* What is asked
Using the records below, count the lines with "года" in them. Give the number only.

* Provided data

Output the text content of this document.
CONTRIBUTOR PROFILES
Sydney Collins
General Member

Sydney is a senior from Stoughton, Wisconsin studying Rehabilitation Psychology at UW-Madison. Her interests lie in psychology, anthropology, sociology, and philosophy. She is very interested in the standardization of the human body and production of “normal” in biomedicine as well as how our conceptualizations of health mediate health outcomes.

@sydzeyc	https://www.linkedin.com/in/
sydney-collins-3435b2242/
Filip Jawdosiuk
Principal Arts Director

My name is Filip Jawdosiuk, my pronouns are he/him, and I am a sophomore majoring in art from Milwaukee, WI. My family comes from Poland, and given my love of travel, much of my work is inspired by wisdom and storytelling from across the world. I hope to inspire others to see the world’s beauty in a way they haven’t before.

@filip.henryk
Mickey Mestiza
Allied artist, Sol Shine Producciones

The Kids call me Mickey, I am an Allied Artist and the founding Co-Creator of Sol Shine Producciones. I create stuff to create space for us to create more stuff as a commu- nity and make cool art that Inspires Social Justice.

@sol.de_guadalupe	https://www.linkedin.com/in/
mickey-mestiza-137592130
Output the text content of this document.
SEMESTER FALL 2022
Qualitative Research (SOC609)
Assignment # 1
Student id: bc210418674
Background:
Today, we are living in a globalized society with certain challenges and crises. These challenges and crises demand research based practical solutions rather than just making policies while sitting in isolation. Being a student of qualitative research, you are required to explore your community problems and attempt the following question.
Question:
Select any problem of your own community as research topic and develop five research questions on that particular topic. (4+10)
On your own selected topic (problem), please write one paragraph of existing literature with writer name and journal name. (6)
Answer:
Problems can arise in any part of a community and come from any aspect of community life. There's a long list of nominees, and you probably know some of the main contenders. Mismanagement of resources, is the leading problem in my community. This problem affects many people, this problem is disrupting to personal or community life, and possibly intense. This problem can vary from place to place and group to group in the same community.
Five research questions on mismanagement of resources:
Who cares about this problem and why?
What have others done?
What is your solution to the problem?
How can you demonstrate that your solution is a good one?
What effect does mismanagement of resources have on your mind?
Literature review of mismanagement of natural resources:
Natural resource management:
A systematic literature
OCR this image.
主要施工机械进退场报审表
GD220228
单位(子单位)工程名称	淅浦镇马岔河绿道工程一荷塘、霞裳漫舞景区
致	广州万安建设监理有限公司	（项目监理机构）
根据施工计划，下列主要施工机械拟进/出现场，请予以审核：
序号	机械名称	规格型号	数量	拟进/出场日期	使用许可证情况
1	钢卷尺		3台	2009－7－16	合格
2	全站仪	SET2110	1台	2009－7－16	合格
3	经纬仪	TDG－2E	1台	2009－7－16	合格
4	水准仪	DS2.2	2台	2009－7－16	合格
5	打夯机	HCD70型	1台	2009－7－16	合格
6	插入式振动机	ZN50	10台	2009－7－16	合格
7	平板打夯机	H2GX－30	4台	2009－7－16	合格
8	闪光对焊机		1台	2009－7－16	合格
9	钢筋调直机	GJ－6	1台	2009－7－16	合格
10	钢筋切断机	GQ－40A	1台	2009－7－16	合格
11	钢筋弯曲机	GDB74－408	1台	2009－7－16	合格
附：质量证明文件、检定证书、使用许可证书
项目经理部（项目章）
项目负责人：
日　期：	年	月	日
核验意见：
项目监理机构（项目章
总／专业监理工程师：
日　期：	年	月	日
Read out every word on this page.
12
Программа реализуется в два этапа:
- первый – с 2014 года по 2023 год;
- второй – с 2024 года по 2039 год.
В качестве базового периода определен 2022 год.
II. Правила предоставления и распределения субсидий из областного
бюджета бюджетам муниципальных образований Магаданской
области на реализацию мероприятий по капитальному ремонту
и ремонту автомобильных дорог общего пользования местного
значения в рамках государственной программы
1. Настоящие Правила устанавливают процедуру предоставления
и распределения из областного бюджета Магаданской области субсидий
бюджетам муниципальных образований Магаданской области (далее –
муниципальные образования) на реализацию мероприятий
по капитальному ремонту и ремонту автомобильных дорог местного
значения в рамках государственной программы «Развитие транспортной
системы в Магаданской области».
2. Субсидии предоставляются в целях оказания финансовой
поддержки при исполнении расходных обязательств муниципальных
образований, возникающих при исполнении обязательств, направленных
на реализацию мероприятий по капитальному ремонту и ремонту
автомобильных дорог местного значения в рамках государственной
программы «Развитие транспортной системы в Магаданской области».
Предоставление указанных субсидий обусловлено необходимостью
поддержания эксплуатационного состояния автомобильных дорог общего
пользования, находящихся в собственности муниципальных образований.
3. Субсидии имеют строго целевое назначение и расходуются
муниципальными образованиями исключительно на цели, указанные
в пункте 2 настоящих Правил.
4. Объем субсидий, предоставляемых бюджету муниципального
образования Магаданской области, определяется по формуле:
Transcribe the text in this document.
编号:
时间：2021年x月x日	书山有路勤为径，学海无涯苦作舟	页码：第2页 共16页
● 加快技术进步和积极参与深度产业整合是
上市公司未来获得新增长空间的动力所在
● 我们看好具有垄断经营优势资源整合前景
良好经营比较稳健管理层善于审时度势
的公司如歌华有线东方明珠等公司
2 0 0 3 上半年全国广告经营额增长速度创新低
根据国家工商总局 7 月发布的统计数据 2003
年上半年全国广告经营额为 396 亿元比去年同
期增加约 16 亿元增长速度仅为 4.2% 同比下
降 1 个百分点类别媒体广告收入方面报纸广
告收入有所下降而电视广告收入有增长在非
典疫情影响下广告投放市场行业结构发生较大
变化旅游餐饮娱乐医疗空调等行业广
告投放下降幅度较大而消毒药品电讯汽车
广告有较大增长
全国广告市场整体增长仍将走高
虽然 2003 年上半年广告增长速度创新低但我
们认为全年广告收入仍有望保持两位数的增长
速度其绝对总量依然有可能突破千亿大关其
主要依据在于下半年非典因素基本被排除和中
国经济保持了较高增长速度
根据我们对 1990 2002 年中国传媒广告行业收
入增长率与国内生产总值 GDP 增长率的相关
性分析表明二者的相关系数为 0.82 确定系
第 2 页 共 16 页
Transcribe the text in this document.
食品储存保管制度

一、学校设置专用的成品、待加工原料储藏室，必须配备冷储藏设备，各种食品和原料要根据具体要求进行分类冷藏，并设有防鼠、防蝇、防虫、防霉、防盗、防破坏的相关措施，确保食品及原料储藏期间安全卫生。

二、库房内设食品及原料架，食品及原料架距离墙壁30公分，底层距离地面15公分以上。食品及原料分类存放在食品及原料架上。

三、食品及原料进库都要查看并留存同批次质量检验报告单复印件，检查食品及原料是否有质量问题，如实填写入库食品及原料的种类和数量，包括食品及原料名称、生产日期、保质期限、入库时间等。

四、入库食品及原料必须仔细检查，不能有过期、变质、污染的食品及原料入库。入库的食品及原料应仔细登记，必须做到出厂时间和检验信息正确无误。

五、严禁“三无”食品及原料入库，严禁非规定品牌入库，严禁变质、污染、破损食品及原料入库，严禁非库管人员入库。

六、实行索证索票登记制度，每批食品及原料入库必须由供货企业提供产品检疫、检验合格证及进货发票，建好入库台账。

* Output
2